Format the stretch from the line containing "particle [62,374,66,377]" through the line containing "particle [562,195,566,198]" as a JSON list of strings, one string per line, with blank lines left out.

• _Layout records_
· · ·
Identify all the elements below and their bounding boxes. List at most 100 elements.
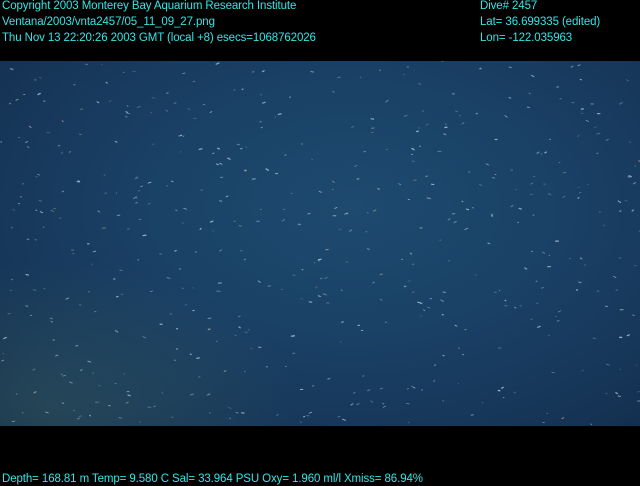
particle [62,374,66,377]
particle [179,151,182,153]
particle [340,289,343,291]
particle [579,257,583,260]
particle [190,393,194,396]
particle [76,180,80,183]
particle [15,98,19,101]
particle [10,278,14,281]
particle [79,133,82,135]
particle [199,227,202,230]
particle [185,303,187,306]
particle [626,334,630,337]
particle [238,225,242,227]
particle [68,151,71,153]
particle [372,281,375,284]
particle [594,126,597,128]
particle [142,336,147,339]
longitude-text: Lon= -122.035963 [480,32,573,44]
particle [21,183,25,185]
particle [419,315,423,317]
particle [215,62,220,65]
particle [411,291,415,294]
particle [440,299,444,302]
particle [149,290,154,292]
particle [385,99,389,103]
particle [140,185,143,188]
particle [596,152,599,154]
particle [281,219,286,222]
particle [615,392,618,395]
image-path-text: Ventana/2003/vnta2457/05_11_09_27.png [2,16,215,28]
particle [12,208,16,211]
particle [403,114,408,117]
particle [147,181,152,184]
particle [187,108,191,111]
particle [590,423,593,425]
particle [219,249,222,252]
particle [103,174,106,176]
particle [57,144,61,147]
particle [25,274,30,276]
particle [126,112,130,115]
particle [344,212,348,215]
particle [182,72,186,75]
particle [461,122,465,125]
particle [39,211,43,214]
particle [508,97,512,99]
particle [265,168,269,171]
particle [127,394,131,397]
particle [45,411,49,414]
particle [18,136,20,139]
underwater-scene [0,61,640,426]
particle [78,415,82,418]
particle [55,354,59,357]
particle [481,401,484,404]
particle [317,259,320,262]
particle [235,411,239,414]
particle [198,376,201,378]
particle [558,310,562,313]
particle [562,195,566,198]
latitude-text: Lat= 36.699335 (edited) [480,16,601,28]
particle [193,117,197,120]
particle [125,115,128,118]
particle [354,165,358,167]
particle [228,407,232,409]
particle [118,417,122,419]
particle [324,276,328,280]
particle [464,227,469,230]
particle [372,209,377,212]
particle [80,108,84,111]
particle [605,138,609,141]
particle [490,213,494,215]
sensor-readout-text: Depth= 168.81 m Temp= 9.580 C Sal= 33.96… [2,473,423,485]
particle [277,113,282,116]
particle [454,324,458,327]
particle [120,293,124,296]
particle [307,212,311,215]
particle [2,352,5,355]
particle [508,66,512,69]
particle [402,73,406,76]
copyright-text: Copyright 2003 Monterey Bay Aquarium Res… [2,0,297,12]
particle [379,273,383,276]
particle [418,127,420,129]
particle [97,210,101,213]
particle [34,238,38,241]
particle [411,160,415,163]
particle [174,249,177,252]
particle [485,163,490,166]
particle [318,190,322,193]
particle [223,370,227,372]
particle [592,337,597,340]
particle [577,64,581,67]
particle [192,80,196,83]
particle [633,182,636,185]
particle [619,101,623,105]
particle [182,135,185,137]
particle [455,110,458,112]
particle [519,305,522,307]
particle [379,387,383,390]
particle [69,381,73,384]
particle [369,400,374,403]
particle [624,200,628,202]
· · ·
• _Task solution_
[
  "particle [62,374,66,377]",
  "particle [179,151,182,153]",
  "particle [340,289,343,291]",
  "particle [579,257,583,260]",
  "particle [190,393,194,396]",
  "particle [76,180,80,183]",
  "particle [15,98,19,101]",
  "particle [10,278,14,281]",
  "particle [79,133,82,135]",
  "particle [199,227,202,230]",
  "particle [185,303,187,306]",
  "particle [626,334,630,337]",
  "particle [238,225,242,227]",
  "particle [68,151,71,153]",
  "particle [372,281,375,284]",
  "particle [594,126,597,128]",
  "particle [142,336,147,339]",
  "longitude-text: Lon= -122.035963 [480,32,573,44]",
  "particle [21,183,25,185]",
  "particle [419,315,423,317]",
  "particle [215,62,220,65]",
  "particle [411,291,415,294]",
  "particle [440,299,444,302]",
  "particle [149,290,154,292]",
  "particle [385,99,389,103]",
  "particle [140,185,143,188]",
  "particle [596,152,599,154]",
  "particle [281,219,286,222]",
  "particle [615,392,618,395]",
  "image-path-text: Ventana/2003/vnta2457/05_11_09_27.png [2,16,215,28]",
  "particle [12,208,16,211]",
  "particle [403,114,408,117]",
  "particle [147,181,152,184]",
  "particle [187,108,191,111]",
  "particle [590,423,593,425]",
  "particle [219,249,222,252]",
  "particle [103,174,106,176]",
  "particle [57,144,61,147]",
  "particle [25,274,30,276]",
  "particle [126,112,130,115]",
  "particle [344,212,348,215]",
  "particle [182,72,186,75]",
  "particle [461,122,465,125]",
  "particle [39,211,43,214]",
  "particle [508,97,512,99]",
  "particle [265,168,269,171]",
  "particle [127,394,131,397]",
  "particle [45,411,49,414]",
  "particle [18,136,20,139]",
  "underwater-scene [0,61,640,426]",
  "particle [78,415,82,418]",
  "particle [55,354,59,357]",
  "particle [481,401,484,404]",
  "particle [317,259,320,262]",
  "particle [235,411,239,414]",
  "particle [198,376,201,378]",
  "particle [558,310,562,313]",
  "particle [562,195,566,198]"
]